Records supplied start

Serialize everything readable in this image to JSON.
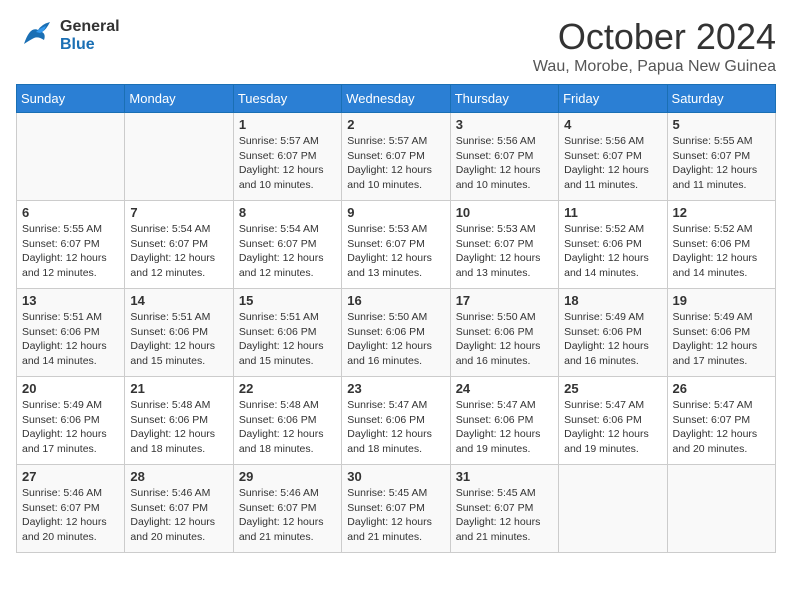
{
  "header": {
    "logo_general": "General",
    "logo_blue": "Blue",
    "month_title": "October 2024",
    "subtitle": "Wau, Morobe, Papua New Guinea"
  },
  "weekdays": [
    "Sunday",
    "Monday",
    "Tuesday",
    "Wednesday",
    "Thursday",
    "Friday",
    "Saturday"
  ],
  "weeks": [
    [
      {
        "day": "",
        "info": ""
      },
      {
        "day": "",
        "info": ""
      },
      {
        "day": "1",
        "info": "Sunrise: 5:57 AM\nSunset: 6:07 PM\nDaylight: 12 hours\nand 10 minutes."
      },
      {
        "day": "2",
        "info": "Sunrise: 5:57 AM\nSunset: 6:07 PM\nDaylight: 12 hours\nand 10 minutes."
      },
      {
        "day": "3",
        "info": "Sunrise: 5:56 AM\nSunset: 6:07 PM\nDaylight: 12 hours\nand 10 minutes."
      },
      {
        "day": "4",
        "info": "Sunrise: 5:56 AM\nSunset: 6:07 PM\nDaylight: 12 hours\nand 11 minutes."
      },
      {
        "day": "5",
        "info": "Sunrise: 5:55 AM\nSunset: 6:07 PM\nDaylight: 12 hours\nand 11 minutes."
      }
    ],
    [
      {
        "day": "6",
        "info": "Sunrise: 5:55 AM\nSunset: 6:07 PM\nDaylight: 12 hours\nand 12 minutes."
      },
      {
        "day": "7",
        "info": "Sunrise: 5:54 AM\nSunset: 6:07 PM\nDaylight: 12 hours\nand 12 minutes."
      },
      {
        "day": "8",
        "info": "Sunrise: 5:54 AM\nSunset: 6:07 PM\nDaylight: 12 hours\nand 12 minutes."
      },
      {
        "day": "9",
        "info": "Sunrise: 5:53 AM\nSunset: 6:07 PM\nDaylight: 12 hours\nand 13 minutes."
      },
      {
        "day": "10",
        "info": "Sunrise: 5:53 AM\nSunset: 6:07 PM\nDaylight: 12 hours\nand 13 minutes."
      },
      {
        "day": "11",
        "info": "Sunrise: 5:52 AM\nSunset: 6:06 PM\nDaylight: 12 hours\nand 14 minutes."
      },
      {
        "day": "12",
        "info": "Sunrise: 5:52 AM\nSunset: 6:06 PM\nDaylight: 12 hours\nand 14 minutes."
      }
    ],
    [
      {
        "day": "13",
        "info": "Sunrise: 5:51 AM\nSunset: 6:06 PM\nDaylight: 12 hours\nand 14 minutes."
      },
      {
        "day": "14",
        "info": "Sunrise: 5:51 AM\nSunset: 6:06 PM\nDaylight: 12 hours\nand 15 minutes."
      },
      {
        "day": "15",
        "info": "Sunrise: 5:51 AM\nSunset: 6:06 PM\nDaylight: 12 hours\nand 15 minutes."
      },
      {
        "day": "16",
        "info": "Sunrise: 5:50 AM\nSunset: 6:06 PM\nDaylight: 12 hours\nand 16 minutes."
      },
      {
        "day": "17",
        "info": "Sunrise: 5:50 AM\nSunset: 6:06 PM\nDaylight: 12 hours\nand 16 minutes."
      },
      {
        "day": "18",
        "info": "Sunrise: 5:49 AM\nSunset: 6:06 PM\nDaylight: 12 hours\nand 16 minutes."
      },
      {
        "day": "19",
        "info": "Sunrise: 5:49 AM\nSunset: 6:06 PM\nDaylight: 12 hours\nand 17 minutes."
      }
    ],
    [
      {
        "day": "20",
        "info": "Sunrise: 5:49 AM\nSunset: 6:06 PM\nDaylight: 12 hours\nand 17 minutes."
      },
      {
        "day": "21",
        "info": "Sunrise: 5:48 AM\nSunset: 6:06 PM\nDaylight: 12 hours\nand 18 minutes."
      },
      {
        "day": "22",
        "info": "Sunrise: 5:48 AM\nSunset: 6:06 PM\nDaylight: 12 hours\nand 18 minutes."
      },
      {
        "day": "23",
        "info": "Sunrise: 5:47 AM\nSunset: 6:06 PM\nDaylight: 12 hours\nand 18 minutes."
      },
      {
        "day": "24",
        "info": "Sunrise: 5:47 AM\nSunset: 6:06 PM\nDaylight: 12 hours\nand 19 minutes."
      },
      {
        "day": "25",
        "info": "Sunrise: 5:47 AM\nSunset: 6:06 PM\nDaylight: 12 hours\nand 19 minutes."
      },
      {
        "day": "26",
        "info": "Sunrise: 5:47 AM\nSunset: 6:07 PM\nDaylight: 12 hours\nand 20 minutes."
      }
    ],
    [
      {
        "day": "27",
        "info": "Sunrise: 5:46 AM\nSunset: 6:07 PM\nDaylight: 12 hours\nand 20 minutes."
      },
      {
        "day": "28",
        "info": "Sunrise: 5:46 AM\nSunset: 6:07 PM\nDaylight: 12 hours\nand 20 minutes."
      },
      {
        "day": "29",
        "info": "Sunrise: 5:46 AM\nSunset: 6:07 PM\nDaylight: 12 hours\nand 21 minutes."
      },
      {
        "day": "30",
        "info": "Sunrise: 5:45 AM\nSunset: 6:07 PM\nDaylight: 12 hours\nand 21 minutes."
      },
      {
        "day": "31",
        "info": "Sunrise: 5:45 AM\nSunset: 6:07 PM\nDaylight: 12 hours\nand 21 minutes."
      },
      {
        "day": "",
        "info": ""
      },
      {
        "day": "",
        "info": ""
      }
    ]
  ]
}
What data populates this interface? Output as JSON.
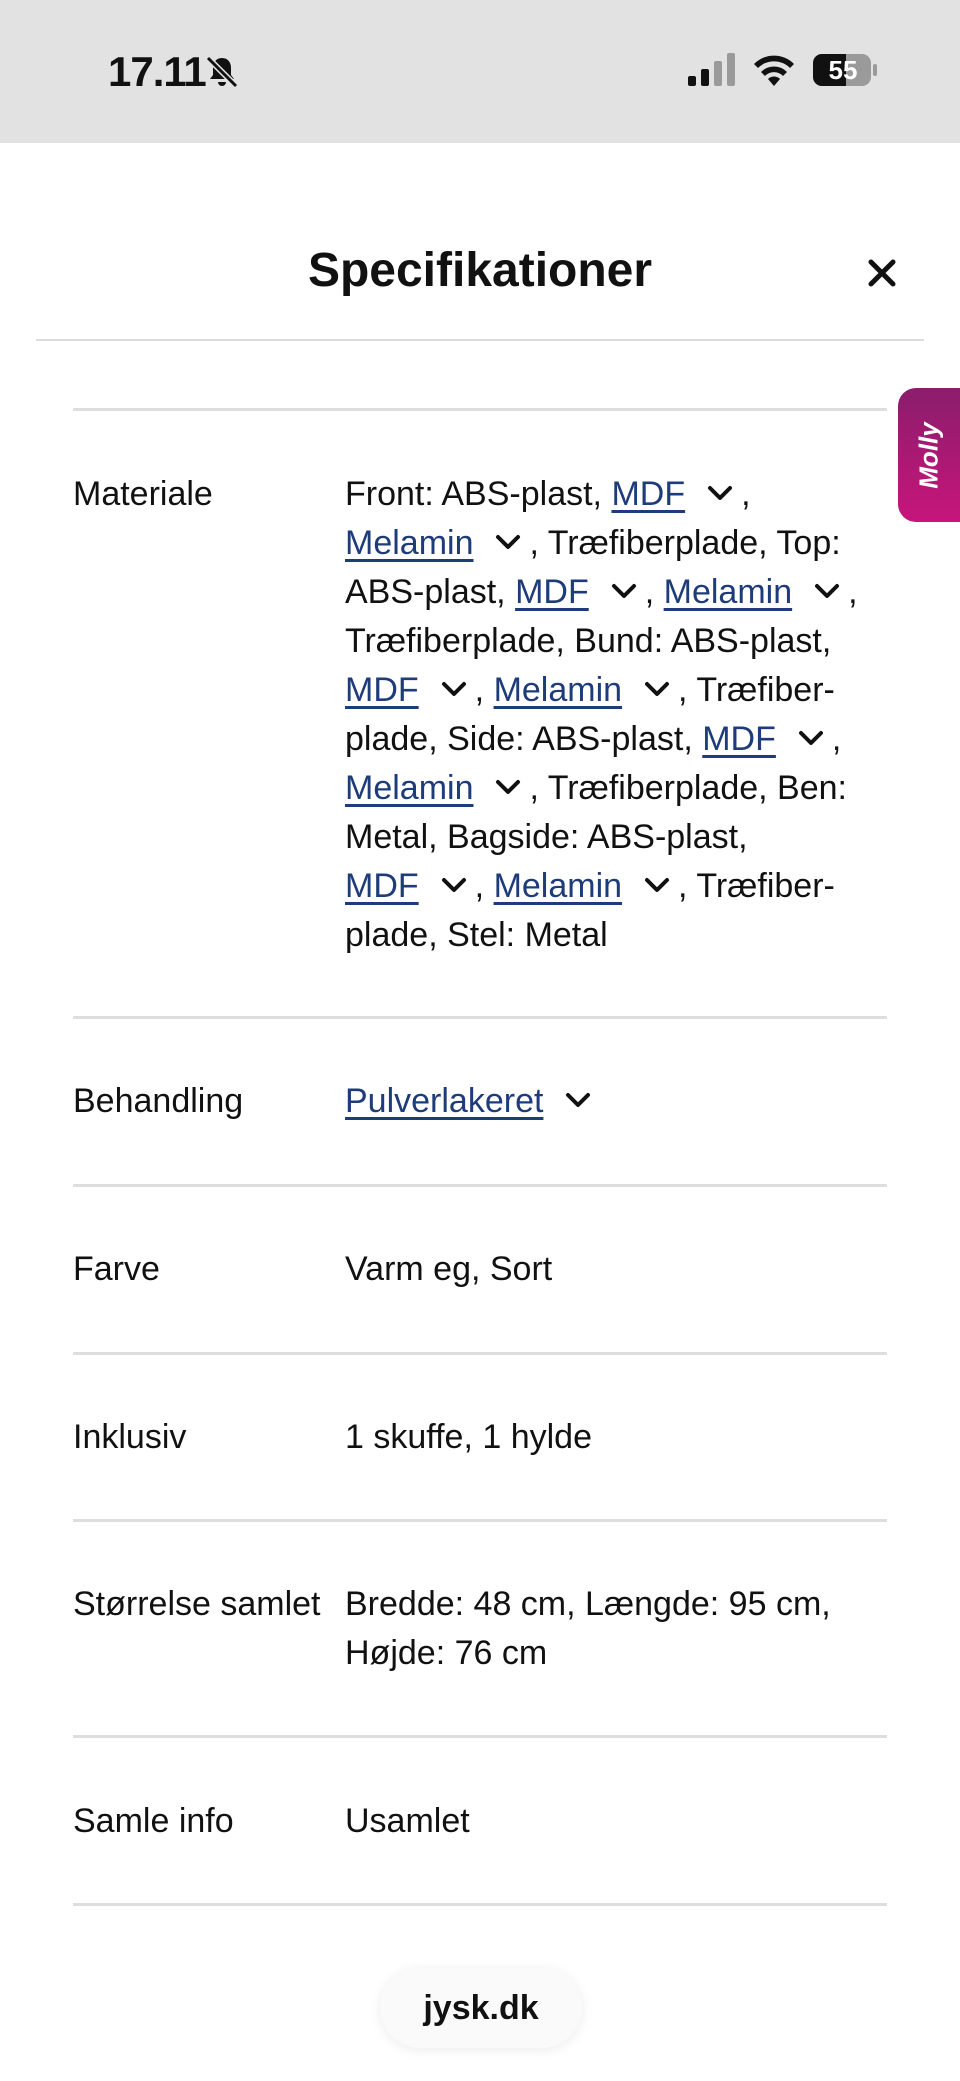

Records supplied end

Show all lines in the entries above where the word "JSON" appears.

◆ **Full response**:
Serialize everything readable in this image to JSON.
What data populates this interface? Output as JSON.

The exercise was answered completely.